AVAILABLE RECORDS
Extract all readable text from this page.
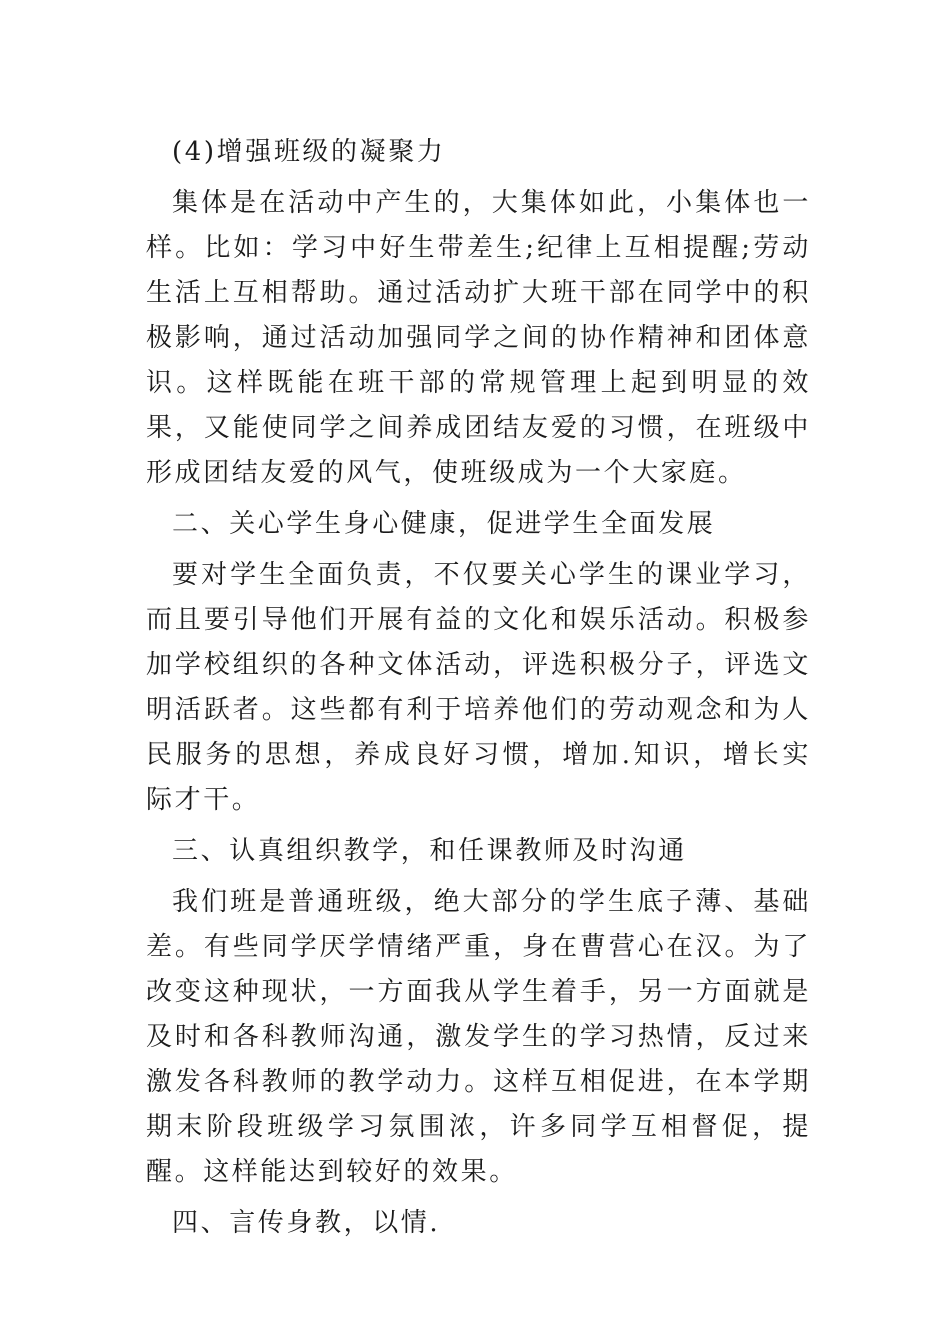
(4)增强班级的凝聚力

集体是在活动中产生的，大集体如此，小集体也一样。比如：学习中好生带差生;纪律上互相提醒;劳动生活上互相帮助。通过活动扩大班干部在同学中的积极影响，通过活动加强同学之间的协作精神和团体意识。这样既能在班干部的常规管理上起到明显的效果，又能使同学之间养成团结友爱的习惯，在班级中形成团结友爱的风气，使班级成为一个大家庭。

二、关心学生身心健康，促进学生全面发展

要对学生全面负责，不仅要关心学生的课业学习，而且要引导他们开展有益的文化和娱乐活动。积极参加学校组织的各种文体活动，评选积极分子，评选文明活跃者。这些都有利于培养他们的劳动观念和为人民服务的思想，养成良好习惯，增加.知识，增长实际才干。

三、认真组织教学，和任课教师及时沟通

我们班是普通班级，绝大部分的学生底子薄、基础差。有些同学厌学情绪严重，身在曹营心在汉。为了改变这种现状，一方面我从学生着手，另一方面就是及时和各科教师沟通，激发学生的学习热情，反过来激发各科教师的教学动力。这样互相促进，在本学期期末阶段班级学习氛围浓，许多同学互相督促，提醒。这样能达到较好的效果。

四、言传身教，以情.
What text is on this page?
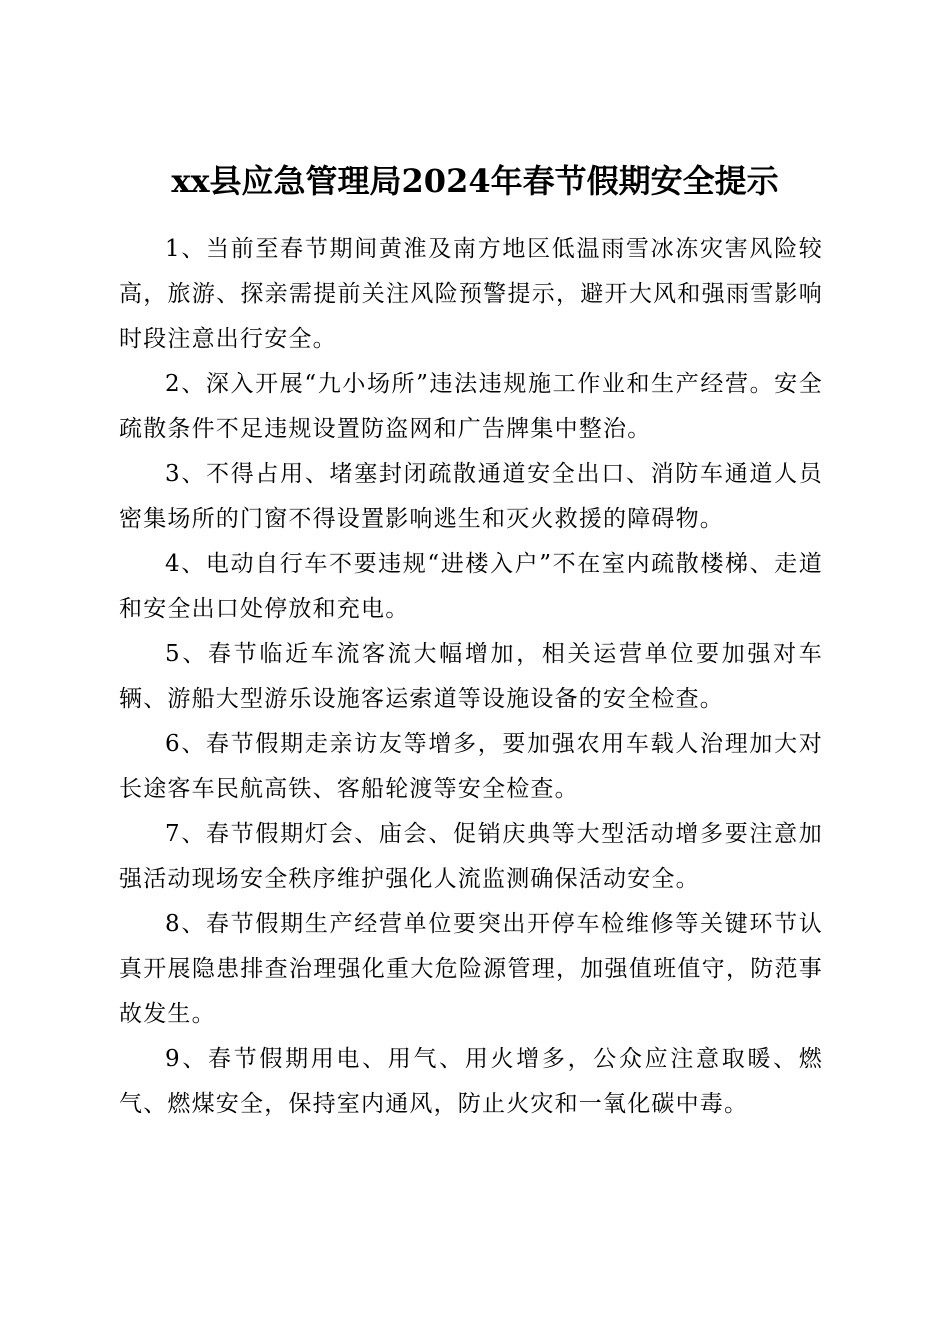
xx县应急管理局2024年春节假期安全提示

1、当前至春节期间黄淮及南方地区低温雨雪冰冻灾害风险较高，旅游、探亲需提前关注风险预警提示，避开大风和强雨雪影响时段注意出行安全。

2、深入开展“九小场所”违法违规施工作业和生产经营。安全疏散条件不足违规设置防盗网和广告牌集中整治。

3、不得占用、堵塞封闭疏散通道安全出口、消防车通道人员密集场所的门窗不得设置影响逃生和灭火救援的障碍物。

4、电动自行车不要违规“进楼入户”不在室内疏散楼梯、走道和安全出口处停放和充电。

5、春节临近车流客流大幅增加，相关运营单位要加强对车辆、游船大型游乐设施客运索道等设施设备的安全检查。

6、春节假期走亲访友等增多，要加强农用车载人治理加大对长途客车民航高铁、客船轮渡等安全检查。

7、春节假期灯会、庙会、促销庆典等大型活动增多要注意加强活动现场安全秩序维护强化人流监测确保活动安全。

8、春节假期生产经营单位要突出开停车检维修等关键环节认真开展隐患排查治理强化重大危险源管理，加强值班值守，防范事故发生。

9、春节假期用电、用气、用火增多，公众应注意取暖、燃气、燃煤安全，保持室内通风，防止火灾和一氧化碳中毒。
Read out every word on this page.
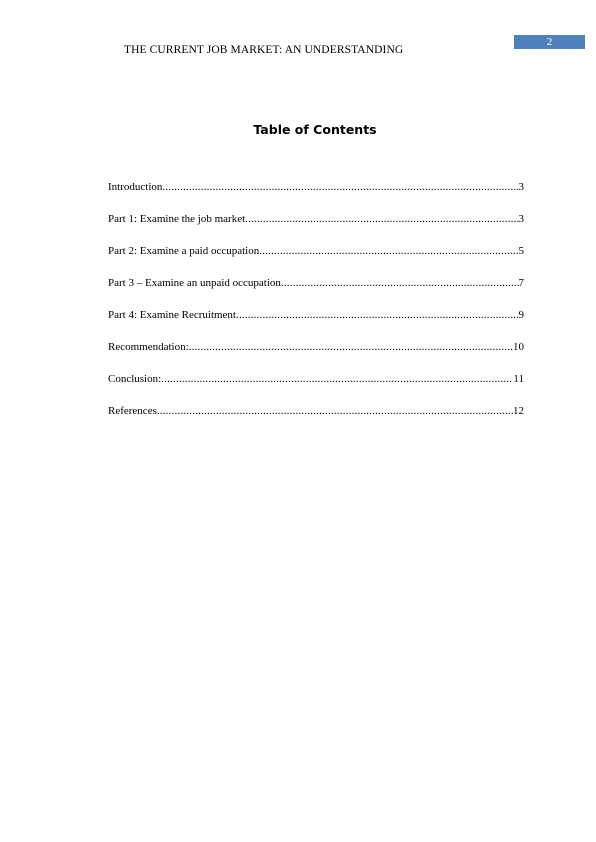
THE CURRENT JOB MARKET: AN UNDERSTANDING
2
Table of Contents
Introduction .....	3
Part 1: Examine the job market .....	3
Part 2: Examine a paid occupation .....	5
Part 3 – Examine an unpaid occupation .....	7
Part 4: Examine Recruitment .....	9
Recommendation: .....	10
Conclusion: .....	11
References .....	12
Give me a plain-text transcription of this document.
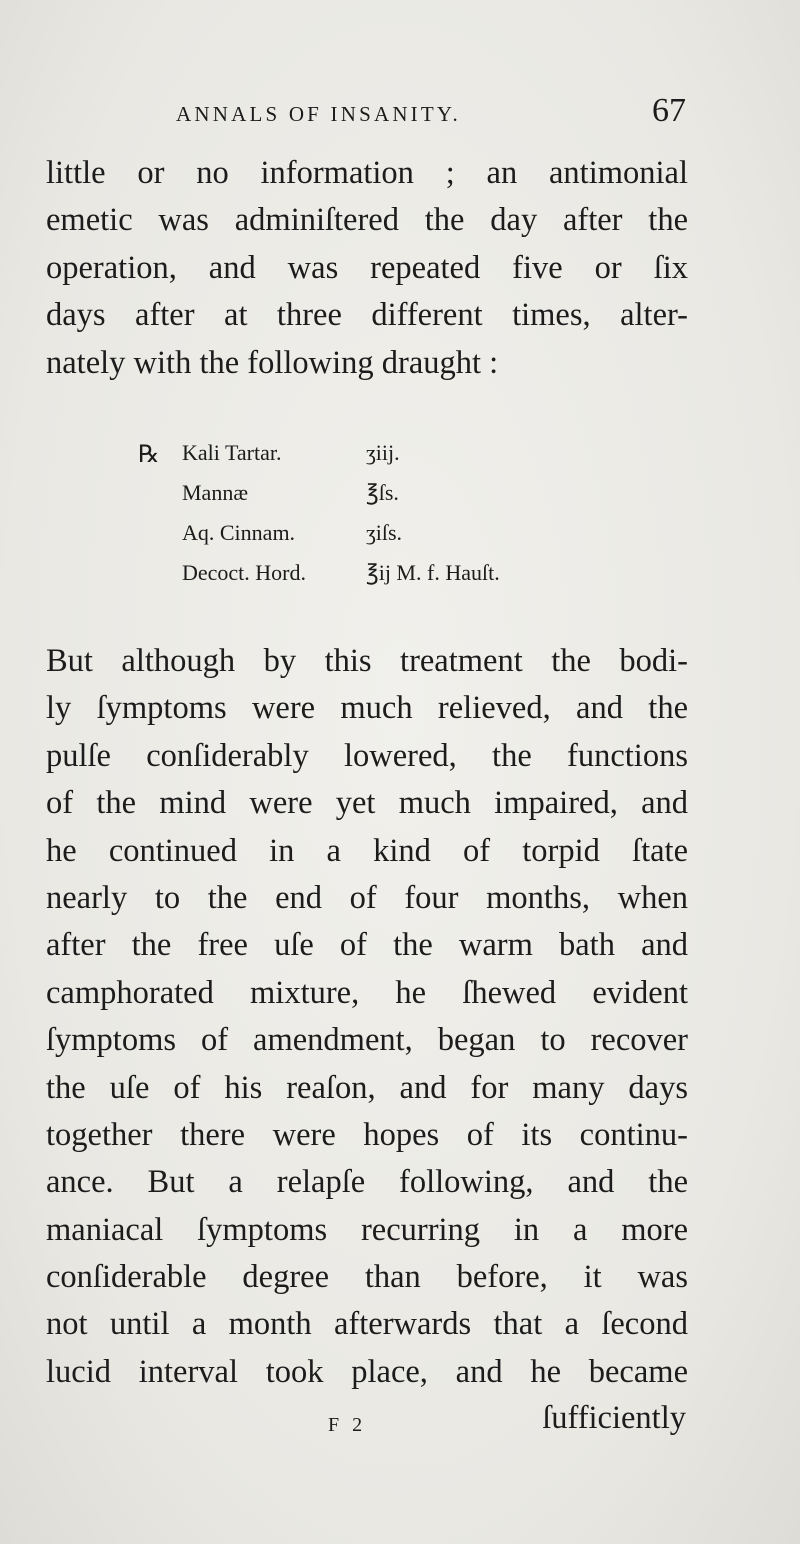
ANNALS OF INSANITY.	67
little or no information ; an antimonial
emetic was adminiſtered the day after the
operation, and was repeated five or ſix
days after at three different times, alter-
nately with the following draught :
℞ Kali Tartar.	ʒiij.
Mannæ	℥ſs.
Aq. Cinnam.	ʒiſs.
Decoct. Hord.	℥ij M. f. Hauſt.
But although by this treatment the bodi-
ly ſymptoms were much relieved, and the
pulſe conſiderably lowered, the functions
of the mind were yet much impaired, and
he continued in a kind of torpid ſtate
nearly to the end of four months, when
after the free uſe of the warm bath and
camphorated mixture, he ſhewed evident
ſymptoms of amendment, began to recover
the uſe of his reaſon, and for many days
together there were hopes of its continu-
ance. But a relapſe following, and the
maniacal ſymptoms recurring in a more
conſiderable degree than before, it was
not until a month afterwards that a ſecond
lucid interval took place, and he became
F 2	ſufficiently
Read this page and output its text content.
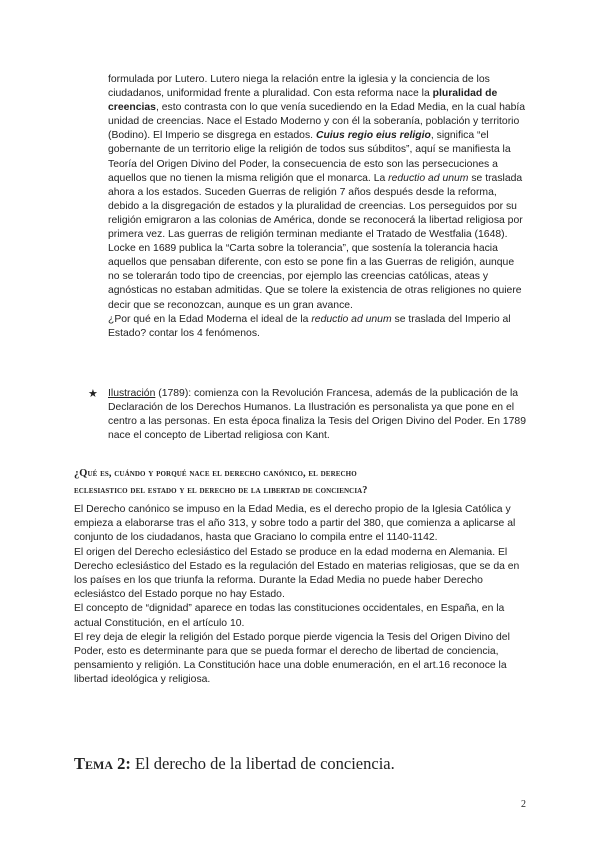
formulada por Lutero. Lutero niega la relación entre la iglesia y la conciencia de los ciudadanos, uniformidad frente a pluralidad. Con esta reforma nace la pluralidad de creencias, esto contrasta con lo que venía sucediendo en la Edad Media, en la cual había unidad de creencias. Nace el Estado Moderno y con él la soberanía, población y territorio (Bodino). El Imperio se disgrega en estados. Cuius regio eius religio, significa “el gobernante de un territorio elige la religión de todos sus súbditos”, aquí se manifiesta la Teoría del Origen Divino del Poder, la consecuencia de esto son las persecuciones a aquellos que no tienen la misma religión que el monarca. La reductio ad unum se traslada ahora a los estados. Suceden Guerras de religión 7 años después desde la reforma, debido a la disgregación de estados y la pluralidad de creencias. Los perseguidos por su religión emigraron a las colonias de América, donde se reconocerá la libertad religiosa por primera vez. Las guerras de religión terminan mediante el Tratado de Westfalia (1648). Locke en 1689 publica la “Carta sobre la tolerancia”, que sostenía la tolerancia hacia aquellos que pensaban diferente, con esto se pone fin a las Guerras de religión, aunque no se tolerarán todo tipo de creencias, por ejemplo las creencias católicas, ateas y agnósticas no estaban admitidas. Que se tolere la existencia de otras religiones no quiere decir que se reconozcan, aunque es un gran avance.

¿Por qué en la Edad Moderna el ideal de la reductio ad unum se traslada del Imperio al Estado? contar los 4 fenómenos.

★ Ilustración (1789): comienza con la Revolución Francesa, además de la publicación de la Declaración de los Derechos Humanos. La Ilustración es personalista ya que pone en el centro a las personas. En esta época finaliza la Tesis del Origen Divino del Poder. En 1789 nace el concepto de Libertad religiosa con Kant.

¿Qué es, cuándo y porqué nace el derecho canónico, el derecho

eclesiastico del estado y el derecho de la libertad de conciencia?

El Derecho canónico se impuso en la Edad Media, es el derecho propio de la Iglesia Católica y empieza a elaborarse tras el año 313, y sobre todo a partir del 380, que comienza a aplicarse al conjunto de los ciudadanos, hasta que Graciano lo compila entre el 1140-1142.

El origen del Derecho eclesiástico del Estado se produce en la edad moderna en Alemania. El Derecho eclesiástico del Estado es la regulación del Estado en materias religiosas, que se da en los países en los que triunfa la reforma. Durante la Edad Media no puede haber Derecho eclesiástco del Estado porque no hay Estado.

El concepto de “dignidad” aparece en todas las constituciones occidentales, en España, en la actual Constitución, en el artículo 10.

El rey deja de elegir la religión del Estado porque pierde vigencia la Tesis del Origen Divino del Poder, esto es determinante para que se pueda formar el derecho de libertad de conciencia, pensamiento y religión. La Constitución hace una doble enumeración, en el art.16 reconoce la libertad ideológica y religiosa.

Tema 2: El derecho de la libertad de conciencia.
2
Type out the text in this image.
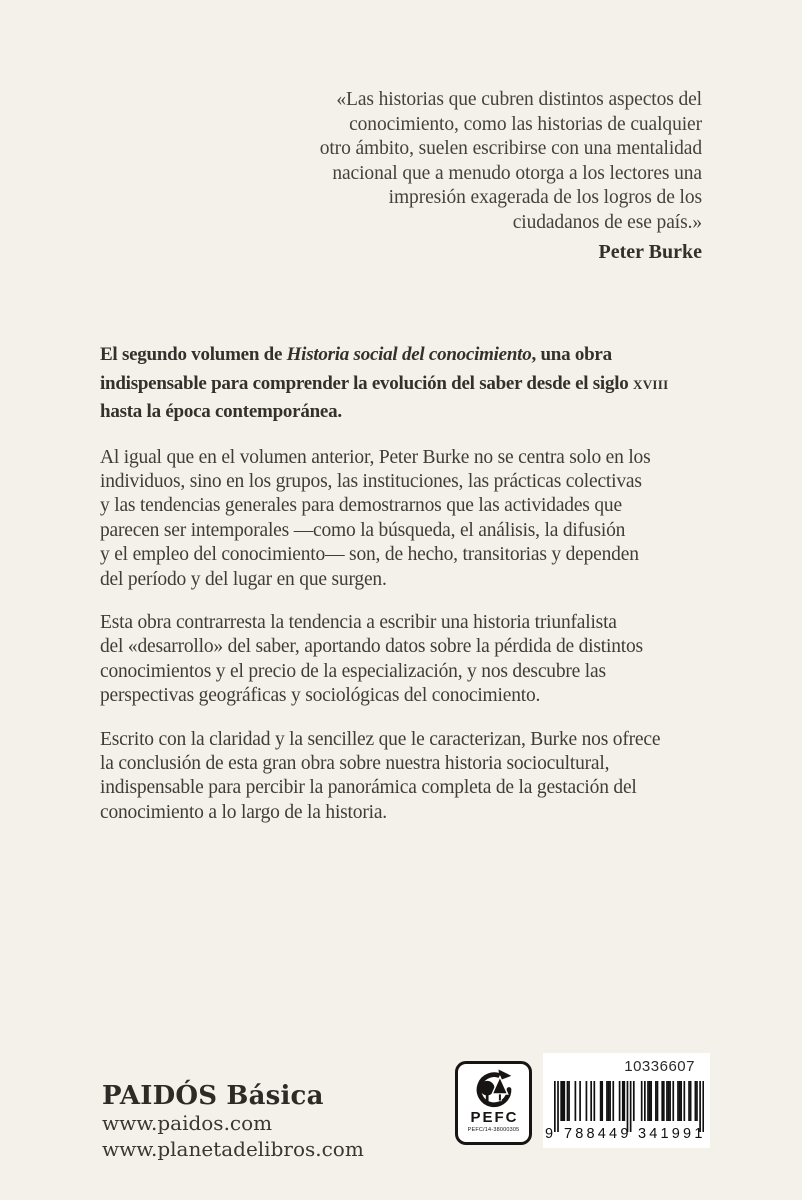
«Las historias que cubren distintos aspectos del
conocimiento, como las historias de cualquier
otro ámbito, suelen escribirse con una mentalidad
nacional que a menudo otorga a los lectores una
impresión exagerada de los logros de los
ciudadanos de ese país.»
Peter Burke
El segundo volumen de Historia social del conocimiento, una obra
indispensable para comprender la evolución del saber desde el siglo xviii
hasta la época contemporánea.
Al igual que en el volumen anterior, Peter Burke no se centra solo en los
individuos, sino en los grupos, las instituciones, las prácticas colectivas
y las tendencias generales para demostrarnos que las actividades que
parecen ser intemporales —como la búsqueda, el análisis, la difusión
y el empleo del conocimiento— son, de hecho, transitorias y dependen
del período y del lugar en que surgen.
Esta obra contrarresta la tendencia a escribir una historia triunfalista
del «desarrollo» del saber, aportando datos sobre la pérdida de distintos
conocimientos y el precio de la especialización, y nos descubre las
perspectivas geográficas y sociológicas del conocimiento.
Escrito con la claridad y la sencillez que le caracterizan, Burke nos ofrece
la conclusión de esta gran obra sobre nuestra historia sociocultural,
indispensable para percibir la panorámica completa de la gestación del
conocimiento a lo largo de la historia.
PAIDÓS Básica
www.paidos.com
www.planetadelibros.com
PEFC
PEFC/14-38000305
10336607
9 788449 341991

TASK OBJECTIVE
Gather and return every line that holds the string "como".

PROBLEM SOLUTION
conocimiento, como las historias de cualquier
parecen ser intemporales —como la búsqueda, el análisis, la difusión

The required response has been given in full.